┌──

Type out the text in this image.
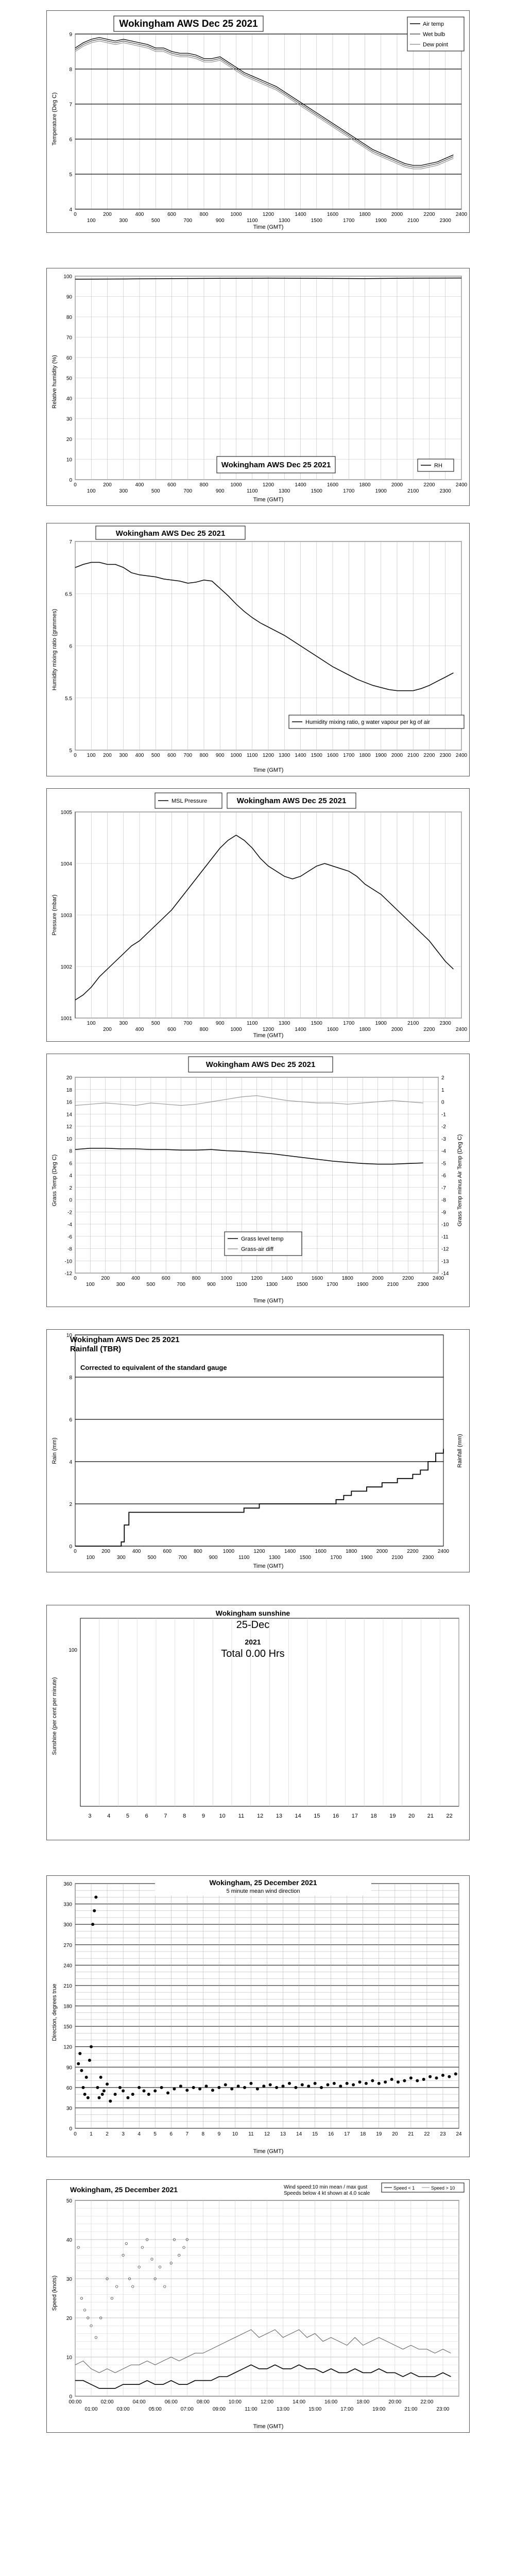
0
100
200
300
400
500
600
700
800
900
1000
1100
1200
1300
1400
1500
1600
1700
1800
1900
2000
2100
2200
2300
2400
4
5
6
7
8
9
Wokingham AWS Dec 25 2021	Air temp
Wet bulb
Dew point
Time (GMT)
Temperature (Deg C)
0
100
200
300
400
500
600
700
800
900
1000
1100
1200
1300
1400
1500
1600
1700
1800
1900
2000
2100
2200
2300
2400
0
10
20
30
40
50
60
70
80
90
100
Wokingham AWS Dec 25 2021	RH
Time (GMT)
Relative humidity (%)
0 100 200 300 400 500 600 700 800 900 1000 1100 1200 1300 1400 1500 1600 1700 1800 1900 2000 2100 2200 2300 2400
5
5.5
6
6.5
7
Wokingham AWS Dec 25 2021
Humidity mixing ratio, g water vapour per kg of air
Time (GMT)
Humidity mixing ratio (grammes)
100
200
300
400
500
600
700
800
900
1000
1100
1200
1300
1400
1500
1600
1700
1800
1900
2000
2100
2200
2300
2400
1001
1002
1003
1004
1005
MSL Pressure	Wokingham AWS Dec 25 2021
Time (GMT)
Pressure (mbar)
0
100
200
300
400
500
600
700
800
900
1000
1100
1200
1300
1400
1500
1600
1700
1800
1900
2000
2100
2200
2300
2400
-12
-10
-8
-6
-4
-2
0
2
4
6
8
10
12
14
16
18
20
-14
-13
-12
-11
-10
-9
-8
-7
-6
-5
-4
-3
-2
-1
0
1
2
Wokingham AWS Dec 25 2021
Grass level temp
Grass-air diff
Time (GMT)
Grass Temp (Deg C)	Grass Temp minus Air Temp (Deg C)
0
2
4
6
8
10
0
100
200
300
400
500
600
700
800
900
1000
1100
1200
1300
1400
1500
1600
1700
1800
1900
2000
2100
2200
2300
2400
Wokingham AWS Dec 25 2021
Rainfall (TBR)
Corrected to equivalent of the standard gauge
Time (GMT)
Rain (mm)	Rainfall (mm)
3	4	5	6	7	8	9	10 11 12 13 14 15 16 17 18 19 20 21 22
100
Wokingham sunshine
25-Dec
2021
Total 0.00 Hrs
Sunshine (per cent per minute)
0
30
60
90
120
150
180
210
240
270
300
330
360
0	1	2	3	4	5	6	7	8	9 10 11 12 13 14 15 16 17 18 19 20 21 22 23 24
Wokingham, 25 December 2021
5 minute mean wind direction
Time (GMT)
Direction, degrees true
0
10
20
30
40
50
00:00	02:00	04:00	06:00	08:00	10:00	12:00	14:00	16:00	18:00	20:00	22:00
01:00	03:00	05:00	07:00	09:00	11:00	13:00	15:00	17:00	19:00	21:00	23:00
Wokingham, 25 December 2021	Wind speed:10 min mean / max gust
Speeds below 4 kt shown at 4.0 scale
Speed < 1	Speed > 10
Time (GMT)
Speed (knots)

└──

* _DIRECTION_:
State how many lines of the data include the word "December", with nothing else.

* _WRITTEN REPLY_:
2